What is being asked
Every entry here needs to be repeated exactly.

======== Record excerpts

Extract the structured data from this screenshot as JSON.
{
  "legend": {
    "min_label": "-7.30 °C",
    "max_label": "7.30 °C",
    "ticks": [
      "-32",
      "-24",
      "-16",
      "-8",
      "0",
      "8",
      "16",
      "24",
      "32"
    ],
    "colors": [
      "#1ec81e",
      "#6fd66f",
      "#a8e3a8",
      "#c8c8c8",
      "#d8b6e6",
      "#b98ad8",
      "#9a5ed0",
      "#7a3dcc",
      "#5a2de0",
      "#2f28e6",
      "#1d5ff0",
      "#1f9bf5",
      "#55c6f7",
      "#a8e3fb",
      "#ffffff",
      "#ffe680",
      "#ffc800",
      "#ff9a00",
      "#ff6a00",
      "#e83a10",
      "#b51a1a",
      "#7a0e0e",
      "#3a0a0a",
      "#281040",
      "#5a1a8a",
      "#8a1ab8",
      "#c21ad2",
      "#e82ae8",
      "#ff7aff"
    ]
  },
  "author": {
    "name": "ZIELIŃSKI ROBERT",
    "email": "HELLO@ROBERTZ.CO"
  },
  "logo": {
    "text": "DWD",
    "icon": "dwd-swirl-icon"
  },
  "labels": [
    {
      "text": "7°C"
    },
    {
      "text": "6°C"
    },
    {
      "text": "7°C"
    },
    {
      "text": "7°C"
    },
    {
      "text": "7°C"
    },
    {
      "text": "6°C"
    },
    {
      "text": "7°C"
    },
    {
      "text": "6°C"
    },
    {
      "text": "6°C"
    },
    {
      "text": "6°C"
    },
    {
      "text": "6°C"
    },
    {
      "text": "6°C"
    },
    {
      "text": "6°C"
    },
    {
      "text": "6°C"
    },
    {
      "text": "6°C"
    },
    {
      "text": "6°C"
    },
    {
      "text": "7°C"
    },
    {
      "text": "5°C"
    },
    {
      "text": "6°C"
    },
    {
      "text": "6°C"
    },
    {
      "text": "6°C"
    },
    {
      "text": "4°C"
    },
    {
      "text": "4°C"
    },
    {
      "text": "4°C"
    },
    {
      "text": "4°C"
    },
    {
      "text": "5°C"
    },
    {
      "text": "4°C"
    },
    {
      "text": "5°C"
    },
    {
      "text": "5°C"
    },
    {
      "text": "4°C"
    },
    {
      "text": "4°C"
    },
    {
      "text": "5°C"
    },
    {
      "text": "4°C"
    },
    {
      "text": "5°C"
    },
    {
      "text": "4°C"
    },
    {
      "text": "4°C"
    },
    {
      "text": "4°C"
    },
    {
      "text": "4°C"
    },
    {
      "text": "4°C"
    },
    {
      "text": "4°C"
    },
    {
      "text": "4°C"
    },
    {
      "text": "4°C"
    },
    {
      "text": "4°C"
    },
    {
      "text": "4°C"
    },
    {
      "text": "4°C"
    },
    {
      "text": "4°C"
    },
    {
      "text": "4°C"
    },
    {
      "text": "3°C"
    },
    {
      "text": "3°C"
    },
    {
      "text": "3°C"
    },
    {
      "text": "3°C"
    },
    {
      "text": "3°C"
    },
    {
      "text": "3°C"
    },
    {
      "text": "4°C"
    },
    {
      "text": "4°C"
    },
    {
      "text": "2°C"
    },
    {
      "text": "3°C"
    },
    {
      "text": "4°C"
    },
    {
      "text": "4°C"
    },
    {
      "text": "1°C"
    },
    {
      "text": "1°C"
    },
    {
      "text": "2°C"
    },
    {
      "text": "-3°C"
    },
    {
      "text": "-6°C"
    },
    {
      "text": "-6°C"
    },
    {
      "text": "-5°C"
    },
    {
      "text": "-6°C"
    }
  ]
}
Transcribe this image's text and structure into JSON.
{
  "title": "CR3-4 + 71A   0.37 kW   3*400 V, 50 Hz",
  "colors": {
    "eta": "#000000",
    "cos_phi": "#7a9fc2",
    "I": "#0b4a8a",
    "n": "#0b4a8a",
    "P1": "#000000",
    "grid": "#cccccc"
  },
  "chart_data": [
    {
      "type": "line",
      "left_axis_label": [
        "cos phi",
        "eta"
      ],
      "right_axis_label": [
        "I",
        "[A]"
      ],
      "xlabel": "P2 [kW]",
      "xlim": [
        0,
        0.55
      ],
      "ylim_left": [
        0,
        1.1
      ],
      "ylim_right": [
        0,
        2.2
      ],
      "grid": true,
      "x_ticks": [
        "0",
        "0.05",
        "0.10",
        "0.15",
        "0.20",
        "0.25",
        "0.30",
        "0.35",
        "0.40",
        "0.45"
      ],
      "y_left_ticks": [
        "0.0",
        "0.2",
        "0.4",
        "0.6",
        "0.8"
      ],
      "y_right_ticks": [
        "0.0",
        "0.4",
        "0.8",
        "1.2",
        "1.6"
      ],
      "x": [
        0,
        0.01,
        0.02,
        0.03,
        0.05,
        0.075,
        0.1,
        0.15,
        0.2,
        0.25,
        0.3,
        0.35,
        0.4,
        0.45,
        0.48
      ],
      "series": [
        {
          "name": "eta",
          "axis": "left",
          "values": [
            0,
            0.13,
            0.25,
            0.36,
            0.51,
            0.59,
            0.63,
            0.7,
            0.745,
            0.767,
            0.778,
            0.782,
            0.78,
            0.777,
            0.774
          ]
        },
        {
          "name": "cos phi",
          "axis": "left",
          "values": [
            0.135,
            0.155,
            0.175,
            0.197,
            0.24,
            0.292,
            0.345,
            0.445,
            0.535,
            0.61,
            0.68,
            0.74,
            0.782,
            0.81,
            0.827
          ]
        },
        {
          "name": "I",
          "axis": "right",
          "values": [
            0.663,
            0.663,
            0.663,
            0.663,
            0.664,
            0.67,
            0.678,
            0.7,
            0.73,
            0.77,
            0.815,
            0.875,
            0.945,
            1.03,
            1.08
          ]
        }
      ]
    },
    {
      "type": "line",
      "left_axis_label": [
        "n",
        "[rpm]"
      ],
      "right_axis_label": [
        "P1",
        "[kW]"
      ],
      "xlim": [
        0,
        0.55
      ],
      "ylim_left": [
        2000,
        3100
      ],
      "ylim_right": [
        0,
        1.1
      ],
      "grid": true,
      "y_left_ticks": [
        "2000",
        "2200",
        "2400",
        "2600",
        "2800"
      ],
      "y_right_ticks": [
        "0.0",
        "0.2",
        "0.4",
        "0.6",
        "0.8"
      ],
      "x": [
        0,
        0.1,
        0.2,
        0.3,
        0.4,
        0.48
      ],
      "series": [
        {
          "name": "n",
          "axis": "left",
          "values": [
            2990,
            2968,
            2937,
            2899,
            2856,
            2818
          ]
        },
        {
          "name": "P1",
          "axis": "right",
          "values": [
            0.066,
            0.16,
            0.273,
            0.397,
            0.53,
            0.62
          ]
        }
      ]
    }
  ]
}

================

Correct result
Extract the structured data from this screenshot as JSON.
{
  "legend": {
    "min_label": "-7.30 °C",
    "max_label": "7.30 °C",
    "ticks": [
      "-32",
      "-24",
      "-16",
      "-8",
      "0",
      "8",
      "16",
      "24",
      "32"
    ],
    "colors": [
      "#1ec81e",
      "#6fd66f",
      "#a8e3a8",
      "#c8c8c8",
      "#d8b6e6",
      "#b98ad8",
      "#9a5ed0",
      "#7a3dcc",
      "#5a2de0",
      "#2f28e6",
      "#1d5ff0",
      "#1f9bf5",
      "#55c6f7",
      "#a8e3fb",
      "#ffffff",
      "#ffe680",
      "#ffc800",
      "#ff9a00",
      "#ff6a00",
      "#e83a10",
      "#b51a1a",
      "#7a0e0e",
      "#3a0a0a",
      "#281040",
      "#5a1a8a",
      "#8a1ab8",
      "#c21ad2",
      "#e82ae8",
      "#ff7aff"
    ]
  },
  "author": {
    "name": "ZIELIŃSKI ROBERT",
    "email": "HELLO@ROBERTZ.CO"
  },
  "logo": {
    "text": "DWD",
    "icon": "dwd-swirl-icon"
  },
  "labels": [
    {
      "text": "7°C"
    },
    {
      "text": "6°C"
    },
    {
      "text": "7°C"
    },
    {
      "text": "7°C"
    },
    {
      "text": "7°C"
    },
    {
      "text": "6°C"
    },
    {
      "text": "7°C"
    },
    {
      "text": "6°C"
    },
    {
      "text": "6°C"
    },
    {
      "text": "6°C"
    },
    {
      "text": "6°C"
    },
    {
      "text": "6°C"
    },
    {
      "text": "6°C"
    },
    {
      "text": "6°C"
    },
    {
      "text": "6°C"
    },
    {
      "text": "6°C"
    },
    {
      "text": "7°C"
    },
    {
      "text": "5°C"
    },
    {
      "text": "6°C"
    },
    {
      "text": "6°C"
    },
    {
      "text": "6°C"
    },
    {
      "text": "4°C"
    },
    {
      "text": "4°C"
    },
    {
      "text": "4°C"
    },
    {
      "text": "4°C"
    },
    {
      "text": "5°C"
    },
    {
      "text": "4°C"
    },
    {
      "text": "5°C"
    },
    {
      "text": "5°C"
    },
    {
      "text": "4°C"
    },
    {
      "text": "4°C"
    },
    {
      "text": "5°C"
    },
    {
      "text": "4°C"
    },
    {
      "text": "5°C"
    },
    {
      "text": "4°C"
    },
    {
      "text": "4°C"
    },
    {
      "text": "4°C"
    },
    {
      "text": "4°C"
    },
    {
      "text": "4°C"
    },
    {
      "text": "4°C"
    },
    {
      "text": "4°C"
    },
    {
      "text": "4°C"
    },
    {
      "text": "4°C"
    },
    {
      "text": "4°C"
    },
    {
      "text": "4°C"
    },
    {
      "text": "4°C"
    },
    {
      "text": "4°C"
    },
    {
      "text": "3°C"
    },
    {
      "text": "3°C"
    },
    {
      "text": "3°C"
    },
    {
      "text": "3°C"
    },
    {
      "text": "3°C"
    },
    {
      "text": "3°C"
    },
    {
      "text": "4°C"
    },
    {
      "text": "4°C"
    },
    {
      "text": "2°C"
    },
    {
      "text": "3°C"
    },
    {
      "text": "4°C"
    },
    {
      "text": "4°C"
    },
    {
      "text": "1°C"
    },
    {
      "text": "1°C"
    },
    {
      "text": "2°C"
    },
    {
      "text": "-3°C"
    },
    {
      "text": "-6°C"
    },
    {
      "text": "-6°C"
    },
    {
      "text": "-5°C"
    },
    {
      "text": "-6°C"
    }
  ]
}
Transcribe this image's text and structure into JSON.
{
  "title": "CR3-4 + 71A   0.37 kW   3*400 V, 50 Hz",
  "colors": {
    "eta": "#000000",
    "cos_phi": "#7a9fc2",
    "I": "#0b4a8a",
    "n": "#0b4a8a",
    "P1": "#000000",
    "grid": "#cccccc"
  },
  "chart_data": [
    {
      "type": "line",
      "left_axis_label": [
        "cos phi",
        "eta"
      ],
      "right_axis_label": [
        "I",
        "[A]"
      ],
      "xlabel": "P2 [kW]",
      "xlim": [
        0,
        0.55
      ],
      "ylim_left": [
        0,
        1.1
      ],
      "ylim_right": [
        0,
        2.2
      ],
      "grid": true,
      "x_ticks": [
        "0",
        "0.05",
        "0.10",
        "0.15",
        "0.20",
        "0.25",
        "0.30",
        "0.35",
        "0.40",
        "0.45"
      ],
      "y_left_ticks": [
        "0.0",
        "0.2",
        "0.4",
        "0.6",
        "0.8"
      ],
      "y_right_ticks": [
        "0.0",
        "0.4",
        "0.8",
        "1.2",
        "1.6"
      ],
      "x": [
        0,
        0.01,
        0.02,
        0.03,
        0.05,
        0.075,
        0.1,
        0.15,
        0.2,
        0.25,
        0.3,
        0.35,
        0.4,
        0.45,
        0.48
      ],
      "series": [
        {
          "name": "eta",
          "axis": "left",
          "values": [
            0,
            0.13,
            0.25,
            0.36,
            0.51,
            0.59,
            0.63,
            0.7,
            0.745,
            0.767,
            0.778,
            0.782,
            0.78,
            0.777,
            0.774
          ]
        },
        {
          "name": "cos phi",
          "axis": "left",
          "values": [
            0.135,
            0.155,
            0.175,
            0.197,
            0.24,
            0.292,
            0.345,
            0.445,
            0.535,
            0.61,
            0.68,
            0.74,
            0.782,
            0.81,
            0.827
          ]
        },
        {
          "name": "I",
          "axis": "right",
          "values": [
            0.663,
            0.663,
            0.663,
            0.663,
            0.664,
            0.67,
            0.678,
            0.7,
            0.73,
            0.77,
            0.815,
            0.875,
            0.945,
            1.03,
            1.08
          ]
        }
      ]
    },
    {
      "type": "line",
      "left_axis_label": [
        "n",
        "[rpm]"
      ],
      "right_axis_label": [
        "P1",
        "[kW]"
      ],
      "xlim": [
        0,
        0.55
      ],
      "ylim_left": [
        2000,
        3100
      ],
      "ylim_right": [
        0,
        1.1
      ],
      "grid": true,
      "y_left_ticks": [
        "2000",
        "2200",
        "2400",
        "2600",
        "2800"
      ],
      "y_right_ticks": [
        "0.0",
        "0.2",
        "0.4",
        "0.6",
        "0.8"
      ],
      "x": [
        0,
        0.1,
        0.2,
        0.3,
        0.4,
        0.48
      ],
      "series": [
        {
          "name": "n",
          "axis": "left",
          "values": [
            2990,
            2968,
            2937,
            2899,
            2856,
            2818
          ]
        },
        {
          "name": "P1",
          "axis": "right",
          "values": [
            0.066,
            0.16,
            0.273,
            0.397,
            0.53,
            0.62
          ]
        }
      ]
    }
  ]
}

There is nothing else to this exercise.